* Start Provided information *

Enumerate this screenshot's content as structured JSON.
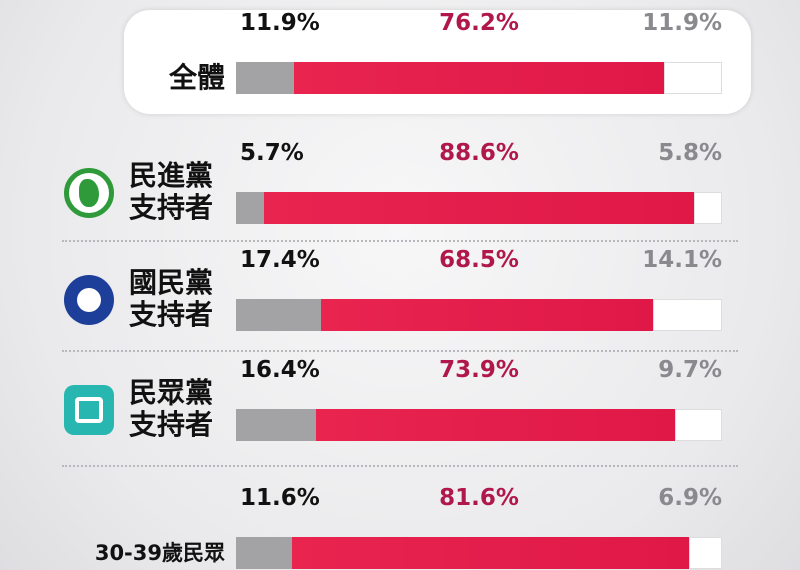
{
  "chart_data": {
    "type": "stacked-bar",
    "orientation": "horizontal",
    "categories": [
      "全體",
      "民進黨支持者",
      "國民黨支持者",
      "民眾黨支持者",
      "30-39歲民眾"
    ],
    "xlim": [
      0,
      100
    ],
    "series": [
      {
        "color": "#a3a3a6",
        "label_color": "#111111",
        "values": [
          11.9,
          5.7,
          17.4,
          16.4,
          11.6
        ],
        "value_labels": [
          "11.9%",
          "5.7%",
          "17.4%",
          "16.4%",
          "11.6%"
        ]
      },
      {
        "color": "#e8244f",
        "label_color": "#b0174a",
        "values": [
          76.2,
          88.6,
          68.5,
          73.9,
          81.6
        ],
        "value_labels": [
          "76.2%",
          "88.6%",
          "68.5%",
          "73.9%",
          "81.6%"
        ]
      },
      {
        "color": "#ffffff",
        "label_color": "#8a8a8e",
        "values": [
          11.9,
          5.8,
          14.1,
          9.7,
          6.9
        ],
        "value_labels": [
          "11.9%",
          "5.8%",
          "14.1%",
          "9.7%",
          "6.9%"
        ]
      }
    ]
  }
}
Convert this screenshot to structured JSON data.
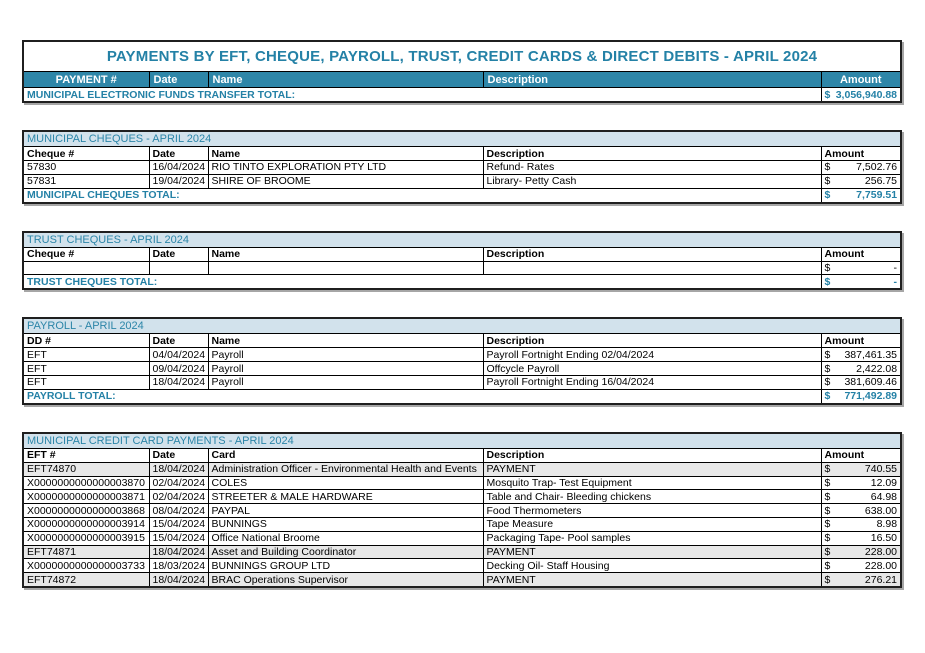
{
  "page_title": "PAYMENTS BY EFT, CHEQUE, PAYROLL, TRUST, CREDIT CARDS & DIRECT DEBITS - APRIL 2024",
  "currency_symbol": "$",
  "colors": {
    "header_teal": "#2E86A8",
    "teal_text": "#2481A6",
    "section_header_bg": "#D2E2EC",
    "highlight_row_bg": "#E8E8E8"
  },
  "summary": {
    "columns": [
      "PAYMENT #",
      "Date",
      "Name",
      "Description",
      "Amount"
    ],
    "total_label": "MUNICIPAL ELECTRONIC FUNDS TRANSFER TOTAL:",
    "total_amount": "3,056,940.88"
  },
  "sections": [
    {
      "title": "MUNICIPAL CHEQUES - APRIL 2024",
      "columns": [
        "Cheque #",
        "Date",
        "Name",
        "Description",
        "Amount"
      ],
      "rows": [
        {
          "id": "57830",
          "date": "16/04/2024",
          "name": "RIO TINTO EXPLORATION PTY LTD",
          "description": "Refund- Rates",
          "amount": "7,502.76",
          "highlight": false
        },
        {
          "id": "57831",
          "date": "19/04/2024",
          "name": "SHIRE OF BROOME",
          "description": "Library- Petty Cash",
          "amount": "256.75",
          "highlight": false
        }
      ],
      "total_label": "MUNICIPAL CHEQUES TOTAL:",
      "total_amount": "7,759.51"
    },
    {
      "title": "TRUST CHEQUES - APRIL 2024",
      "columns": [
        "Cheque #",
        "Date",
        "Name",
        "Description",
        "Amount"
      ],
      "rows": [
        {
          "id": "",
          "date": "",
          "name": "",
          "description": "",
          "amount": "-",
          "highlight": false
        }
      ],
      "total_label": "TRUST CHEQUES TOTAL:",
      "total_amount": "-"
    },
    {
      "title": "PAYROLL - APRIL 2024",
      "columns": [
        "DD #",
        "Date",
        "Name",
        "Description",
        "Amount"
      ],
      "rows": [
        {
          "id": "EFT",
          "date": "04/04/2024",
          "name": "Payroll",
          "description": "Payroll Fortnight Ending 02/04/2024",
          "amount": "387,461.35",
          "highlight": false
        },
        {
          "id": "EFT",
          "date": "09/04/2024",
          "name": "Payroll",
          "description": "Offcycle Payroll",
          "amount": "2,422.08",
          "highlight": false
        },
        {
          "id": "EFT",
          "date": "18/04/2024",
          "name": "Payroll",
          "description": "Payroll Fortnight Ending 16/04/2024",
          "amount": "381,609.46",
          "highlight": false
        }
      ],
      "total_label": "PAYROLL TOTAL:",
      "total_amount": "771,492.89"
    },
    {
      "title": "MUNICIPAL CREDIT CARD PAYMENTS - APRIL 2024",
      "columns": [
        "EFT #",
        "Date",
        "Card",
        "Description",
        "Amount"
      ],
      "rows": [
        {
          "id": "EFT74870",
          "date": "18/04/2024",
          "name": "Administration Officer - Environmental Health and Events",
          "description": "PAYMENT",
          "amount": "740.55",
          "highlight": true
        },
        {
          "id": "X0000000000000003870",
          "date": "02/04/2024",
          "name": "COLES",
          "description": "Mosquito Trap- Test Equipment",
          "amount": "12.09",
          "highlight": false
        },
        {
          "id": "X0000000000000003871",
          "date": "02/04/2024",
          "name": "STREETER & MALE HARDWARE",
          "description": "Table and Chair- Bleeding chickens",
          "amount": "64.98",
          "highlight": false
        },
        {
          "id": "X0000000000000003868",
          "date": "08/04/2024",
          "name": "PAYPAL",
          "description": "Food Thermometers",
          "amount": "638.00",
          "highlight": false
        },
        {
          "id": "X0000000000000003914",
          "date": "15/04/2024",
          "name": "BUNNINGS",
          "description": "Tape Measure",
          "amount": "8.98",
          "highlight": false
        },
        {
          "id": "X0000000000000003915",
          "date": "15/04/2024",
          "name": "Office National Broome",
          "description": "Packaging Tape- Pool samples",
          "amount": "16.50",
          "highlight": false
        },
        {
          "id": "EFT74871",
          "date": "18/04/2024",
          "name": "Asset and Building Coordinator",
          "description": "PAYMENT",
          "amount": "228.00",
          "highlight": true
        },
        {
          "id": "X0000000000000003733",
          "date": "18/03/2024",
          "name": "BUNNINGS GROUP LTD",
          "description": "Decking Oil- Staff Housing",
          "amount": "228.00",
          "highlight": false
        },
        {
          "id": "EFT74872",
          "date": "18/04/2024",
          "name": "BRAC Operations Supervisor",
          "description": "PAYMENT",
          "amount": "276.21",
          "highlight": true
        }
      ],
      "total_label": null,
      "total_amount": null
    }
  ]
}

* End Provided information *

• **What to do**: Pictures are to be left out; repeat all the remaining data exactly.

• **Written response**:
Enumerate this screenshot's content as structured JSON.
{
  "chart_data": {
    "type": "stacked-bar",
    "orientation": "horizontal",
    "categories": [
      "全體",
      "民進黨支持者",
      "國民黨支持者",
      "民眾黨支持者",
      "30-39歲民眾"
    ],
    "xlim": [
      0,
      100
    ],
    "series": [
      {
        "color": "#a3a3a6",
        "label_color": "#111111",
        "values": [
          11.9,
          5.7,
          17.4,
          16.4,
          11.6
        ],
        "value_labels": [
          "11.9%",
          "5.7%",
          "17.4%",
          "16.4%",
          "11.6%"
        ]
      },
      {
        "color": "#e8244f",
        "label_color": "#b0174a",
        "values": [
          76.2,
          88.6,
          68.5,
          73.9,
          81.6
        ],
        "value_labels": [
          "76.2%",
          "88.6%",
          "68.5%",
          "73.9%",
          "81.6%"
        ]
      },
      {
        "color": "#ffffff",
        "label_color": "#8a8a8e",
        "values": [
          11.9,
          5.8,
          14.1,
          9.7,
          6.9
        ],
        "value_labels": [
          "11.9%",
          "5.8%",
          "14.1%",
          "9.7%",
          "6.9%"
        ]
      }
    ]
  }
}
Convert this screenshot to structured JSON data.
{
  "page_title": "PAYMENTS BY EFT, CHEQUE, PAYROLL, TRUST, CREDIT CARDS & DIRECT DEBITS - APRIL 2024",
  "currency_symbol": "$",
  "colors": {
    "header_teal": "#2E86A8",
    "teal_text": "#2481A6",
    "section_header_bg": "#D2E2EC",
    "highlight_row_bg": "#E8E8E8"
  },
  "summary": {
    "columns": [
      "PAYMENT #",
      "Date",
      "Name",
      "Description",
      "Amount"
    ],
    "total_label": "MUNICIPAL ELECTRONIC FUNDS TRANSFER TOTAL:",
    "total_amount": "3,056,940.88"
  },
  "sections": [
    {
      "title": "MUNICIPAL CHEQUES - APRIL 2024",
      "columns": [
        "Cheque #",
        "Date",
        "Name",
        "Description",
        "Amount"
      ],
      "rows": [
        {
          "id": "57830",
          "date": "16/04/2024",
          "name": "RIO TINTO EXPLORATION PTY LTD",
          "description": "Refund- Rates",
          "amount": "7,502.76",
          "highlight": false
        },
        {
          "id": "57831",
          "date": "19/04/2024",
          "name": "SHIRE OF BROOME",
          "description": "Library- Petty Cash",
          "amount": "256.75",
          "highlight": false
        }
      ],
      "total_label": "MUNICIPAL CHEQUES TOTAL:",
      "total_amount": "7,759.51"
    },
    {
      "title": "TRUST CHEQUES - APRIL 2024",
      "columns": [
        "Cheque #",
        "Date",
        "Name",
        "Description",
        "Amount"
      ],
      "rows": [
        {
          "id": "",
          "date": "",
          "name": "",
          "description": "",
          "amount": "-",
          "highlight": false
        }
      ],
      "total_label": "TRUST CHEQUES TOTAL:",
      "total_amount": "-"
    },
    {
      "title": "PAYROLL - APRIL 2024",
      "columns": [
        "DD #",
        "Date",
        "Name",
        "Description",
        "Amount"
      ],
      "rows": [
        {
          "id": "EFT",
          "date": "04/04/2024",
          "name": "Payroll",
          "description": "Payroll Fortnight Ending 02/04/2024",
          "amount": "387,461.35",
          "highlight": false
        },
        {
          "id": "EFT",
          "date": "09/04/2024",
          "name": "Payroll",
          "description": "Offcycle Payroll",
          "amount": "2,422.08",
          "highlight": false
        },
        {
          "id": "EFT",
          "date": "18/04/2024",
          "name": "Payroll",
          "description": "Payroll Fortnight Ending 16/04/2024",
          "amount": "381,609.46",
          "highlight": false
        }
      ],
      "total_label": "PAYROLL TOTAL:",
      "total_amount": "771,492.89"
    },
    {
      "title": "MUNICIPAL CREDIT CARD PAYMENTS - APRIL 2024",
      "columns": [
        "EFT #",
        "Date",
        "Card",
        "Description",
        "Amount"
      ],
      "rows": [
        {
          "id": "EFT74870",
          "date": "18/04/2024",
          "name": "Administration Officer - Environmental Health and Events",
          "description": "PAYMENT",
          "amount": "740.55",
          "highlight": true
        },
        {
          "id": "X0000000000000003870",
          "date": "02/04/2024",
          "name": "COLES",
          "description": "Mosquito Trap- Test Equipment",
          "amount": "12.09",
          "highlight": false
        },
        {
          "id": "X0000000000000003871",
          "date": "02/04/2024",
          "name": "STREETER & MALE HARDWARE",
          "description": "Table and Chair- Bleeding chickens",
          "amount": "64.98",
          "highlight": false
        },
        {
          "id": "X0000000000000003868",
          "date": "08/04/2024",
          "name": "PAYPAL",
          "description": "Food Thermometers",
          "amount": "638.00",
          "highlight": false
        },
        {
          "id": "X0000000000000003914",
          "date": "15/04/2024",
          "name": "BUNNINGS",
          "description": "Tape Measure",
          "amount": "8.98",
          "highlight": false
        },
        {
          "id": "X0000000000000003915",
          "date": "15/04/2024",
          "name": "Office National Broome",
          "description": "Packaging Tape- Pool samples",
          "amount": "16.50",
          "highlight": false
        },
        {
          "id": "EFT74871",
          "date": "18/04/2024",
          "name": "Asset and Building Coordinator",
          "description": "PAYMENT",
          "amount": "228.00",
          "highlight": true
        },
        {
          "id": "X0000000000000003733",
          "date": "18/03/2024",
          "name": "BUNNINGS GROUP LTD",
          "description": "Decking Oil- Staff Housing",
          "amount": "228.00",
          "highlight": false
        },
        {
          "id": "EFT74872",
          "date": "18/04/2024",
          "name": "BRAC Operations Supervisor",
          "description": "PAYMENT",
          "amount": "276.21",
          "highlight": true
        }
      ],
      "total_label": null,
      "total_amount": null
    }
  ]
}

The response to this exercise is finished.